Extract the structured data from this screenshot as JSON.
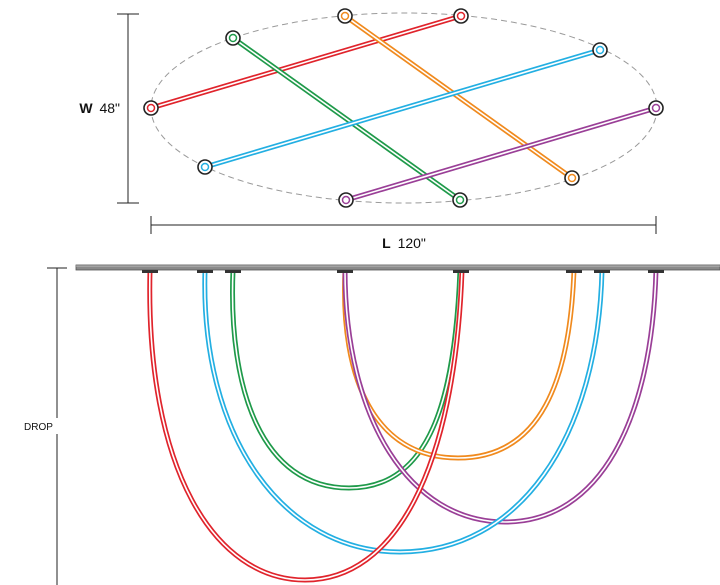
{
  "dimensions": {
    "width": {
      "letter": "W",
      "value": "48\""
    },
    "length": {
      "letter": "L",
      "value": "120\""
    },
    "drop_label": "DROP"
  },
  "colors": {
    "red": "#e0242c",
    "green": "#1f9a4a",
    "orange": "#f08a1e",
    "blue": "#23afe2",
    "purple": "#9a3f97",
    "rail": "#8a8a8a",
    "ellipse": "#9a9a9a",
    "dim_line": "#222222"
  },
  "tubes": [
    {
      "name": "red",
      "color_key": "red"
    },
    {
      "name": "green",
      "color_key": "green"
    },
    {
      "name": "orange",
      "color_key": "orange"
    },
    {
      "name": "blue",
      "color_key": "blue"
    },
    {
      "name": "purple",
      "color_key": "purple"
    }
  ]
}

-------------------------

### PROMPT
Say how many lines in the entries contain the string "orange", and leave out everything else.

### SOLUTION BELOW
3